» Boxed element entries:

** BEGIN **

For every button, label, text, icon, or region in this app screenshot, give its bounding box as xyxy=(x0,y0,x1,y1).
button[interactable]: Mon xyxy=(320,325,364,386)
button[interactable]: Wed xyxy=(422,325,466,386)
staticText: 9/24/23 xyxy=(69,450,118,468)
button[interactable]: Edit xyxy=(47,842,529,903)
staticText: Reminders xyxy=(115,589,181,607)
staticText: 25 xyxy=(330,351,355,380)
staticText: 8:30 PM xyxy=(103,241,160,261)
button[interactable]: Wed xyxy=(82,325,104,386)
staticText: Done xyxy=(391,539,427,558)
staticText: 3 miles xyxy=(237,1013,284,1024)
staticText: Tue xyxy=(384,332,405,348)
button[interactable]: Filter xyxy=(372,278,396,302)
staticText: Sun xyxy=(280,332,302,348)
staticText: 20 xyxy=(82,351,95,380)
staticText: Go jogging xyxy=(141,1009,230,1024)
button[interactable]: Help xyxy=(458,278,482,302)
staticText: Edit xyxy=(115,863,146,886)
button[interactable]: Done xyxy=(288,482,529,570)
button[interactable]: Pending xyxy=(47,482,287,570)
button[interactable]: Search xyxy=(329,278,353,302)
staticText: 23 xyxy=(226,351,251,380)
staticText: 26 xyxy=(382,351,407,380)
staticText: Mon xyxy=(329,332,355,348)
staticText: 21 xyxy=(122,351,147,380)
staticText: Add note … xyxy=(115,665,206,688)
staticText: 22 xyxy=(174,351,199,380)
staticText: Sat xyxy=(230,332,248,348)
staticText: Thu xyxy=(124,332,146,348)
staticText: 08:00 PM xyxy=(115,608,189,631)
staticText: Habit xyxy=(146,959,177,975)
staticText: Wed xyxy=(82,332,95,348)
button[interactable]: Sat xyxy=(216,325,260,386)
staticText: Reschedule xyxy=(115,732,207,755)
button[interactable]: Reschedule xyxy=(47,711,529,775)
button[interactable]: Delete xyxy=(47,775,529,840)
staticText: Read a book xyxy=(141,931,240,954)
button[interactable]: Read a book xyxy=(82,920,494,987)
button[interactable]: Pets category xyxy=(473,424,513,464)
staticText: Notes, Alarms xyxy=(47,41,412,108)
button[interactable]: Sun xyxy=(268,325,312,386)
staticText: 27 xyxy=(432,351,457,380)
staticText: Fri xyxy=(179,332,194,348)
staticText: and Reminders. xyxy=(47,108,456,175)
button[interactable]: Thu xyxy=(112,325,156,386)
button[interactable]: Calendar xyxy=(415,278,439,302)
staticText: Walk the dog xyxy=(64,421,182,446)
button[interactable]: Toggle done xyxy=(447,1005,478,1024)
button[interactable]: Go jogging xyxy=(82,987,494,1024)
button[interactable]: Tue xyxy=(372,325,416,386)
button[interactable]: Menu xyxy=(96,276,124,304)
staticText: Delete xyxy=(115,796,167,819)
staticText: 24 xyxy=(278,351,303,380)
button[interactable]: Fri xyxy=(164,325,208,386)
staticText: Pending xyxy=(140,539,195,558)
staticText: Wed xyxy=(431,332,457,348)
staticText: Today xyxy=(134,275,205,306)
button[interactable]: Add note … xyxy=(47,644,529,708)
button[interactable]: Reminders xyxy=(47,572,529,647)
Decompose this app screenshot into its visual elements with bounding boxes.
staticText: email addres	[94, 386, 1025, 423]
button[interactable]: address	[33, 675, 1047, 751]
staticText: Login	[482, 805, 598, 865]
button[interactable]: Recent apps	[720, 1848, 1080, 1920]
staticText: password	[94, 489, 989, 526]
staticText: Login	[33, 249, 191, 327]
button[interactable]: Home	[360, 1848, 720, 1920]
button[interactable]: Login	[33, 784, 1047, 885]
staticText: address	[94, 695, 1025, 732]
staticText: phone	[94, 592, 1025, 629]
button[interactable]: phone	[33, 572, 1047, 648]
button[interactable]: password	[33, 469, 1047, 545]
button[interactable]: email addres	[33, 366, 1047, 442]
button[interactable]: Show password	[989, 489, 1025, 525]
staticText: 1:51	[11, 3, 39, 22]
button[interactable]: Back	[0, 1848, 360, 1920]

** END **

» DIRECTIONS: Render every line of the records above as a numbered list, leaving out any blank lines.

» EXPECTED ANSWER:
1. For every button, label, text, icon, or region in this app screenshot, give its bounding box as xyxy=(x0,y0,x1,y1).
2. button[interactable]: Mon xyxy=(320,325,364,386)
3. button[interactable]: Wed xyxy=(422,325,466,386)
4. staticText: 9/24/23 xyxy=(69,450,118,468)
5. button[interactable]: Edit xyxy=(47,842,529,903)
6. staticText: Reminders xyxy=(115,589,181,607)
7. staticText: 25 xyxy=(330,351,355,380)
8. staticText: 8:30 PM xyxy=(103,241,160,261)
9. button[interactable]: Wed xyxy=(82,325,104,386)
10. staticText: Done xyxy=(391,539,427,558)
11. staticText: 3 miles xyxy=(237,1013,284,1024)
12. staticText: Tue xyxy=(384,332,405,348)
13. button[interactable]: Filter xyxy=(372,278,396,302)
14. staticText: Sun xyxy=(280,332,302,348)
15. staticText: 20 xyxy=(82,351,95,380)
16. staticText: Go jogging xyxy=(141,1009,230,1024)
17. button[interactable]: Help xyxy=(458,278,482,302)
18. staticText: Edit xyxy=(115,863,146,886)
19. button[interactable]: Done xyxy=(288,482,529,570)
20. button[interactable]: Pending xyxy=(47,482,287,570)
21. button[interactable]: Search xyxy=(329,278,353,302)
22. staticText: 23 xyxy=(226,351,251,380)
23. staticText: 26 xyxy=(382,351,407,380)
24. staticText: Mon xyxy=(329,332,355,348)
25. staticText: 21 xyxy=(122,351,147,380)
26. staticText: Add note … xyxy=(115,665,206,688)
27. staticText: 22 xyxy=(174,351,199,380)
28. staticText: Sat xyxy=(230,332,248,348)
29. staticText: Thu xyxy=(124,332,146,348)
30. staticText: 08:00 PM xyxy=(115,608,189,631)
31. staticText: Habit xyxy=(146,959,177,975)
32. staticText: Wed xyxy=(82,332,95,348)
33. button[interactable]: Sat xyxy=(216,325,260,386)
34. staticText: Reschedule xyxy=(115,732,207,755)
35. button[interactable]: Reschedule xyxy=(47,711,529,775)
36. button[interactable]: Delete xyxy=(47,775,529,840)
37. staticText: Read a book xyxy=(141,931,240,954)
38. button[interactable]: Read a book xyxy=(82,920,494,987)
39. button[interactable]: Pets category xyxy=(473,424,513,464)
40. staticText: Notes, Alarms xyxy=(47,41,412,108)
41. button[interactable]: Sun xyxy=(268,325,312,386)
42. staticText: 27 xyxy=(432,351,457,380)
43. staticText: Fri xyxy=(179,332,194,348)
44. staticText: and Reminders. xyxy=(47,108,456,175)
45. button[interactable]: Thu xyxy=(112,325,156,386)
46. button[interactable]: Calendar xyxy=(415,278,439,302)
47. staticText: Walk the dog xyxy=(64,421,182,446)
48. button[interactable]: Toggle done xyxy=(447,1005,478,1024)
49. button[interactable]: Go jogging xyxy=(82,987,494,1024)
50. button[interactable]: Tue xyxy=(372,325,416,386)
51. button[interactable]: Menu xyxy=(96,276,124,304)
52. staticText: Delete xyxy=(115,796,167,819)
53. staticText: 24 xyxy=(278,351,303,380)
54. button[interactable]: Fri xyxy=(164,325,208,386)
55. staticText: Pending xyxy=(140,539,195,558)
56. staticText: Wed xyxy=(431,332,457,348)
57. staticText: Today xyxy=(134,275,205,306)
58. button[interactable]: Add note … xyxy=(47,644,529,708)
59. button[interactable]: Reminders xyxy=(47,572,529,647)
60. Decompose this app screenshot into its visual elements with bounding boxes.
61. staticText: email addres	[94, 386, 1025, 423]
62. button[interactable]: address	[33, 675, 1047, 751]
63. staticText: Login	[482, 805, 598, 865]
64. button[interactable]: Recent apps	[720, 1848, 1080, 1920]
65. staticText: password	[94, 489, 989, 526]
66. staticText: Login	[33, 249, 191, 327]
67. button[interactable]: Home	[360, 1848, 720, 1920]
68. button[interactable]: Login	[33, 784, 1047, 885]
69. staticText: address	[94, 695, 1025, 732]
70. staticText: phone	[94, 592, 1025, 629]
71. button[interactable]: phone	[33, 572, 1047, 648]
72. button[interactable]: password	[33, 469, 1047, 545]
73. button[interactable]: email addres	[33, 366, 1047, 442]
74. button[interactable]: Show password	[989, 489, 1025, 525]
75. staticText: 1:51	[11, 3, 39, 22]
76. button[interactable]: Back	[0, 1848, 360, 1920]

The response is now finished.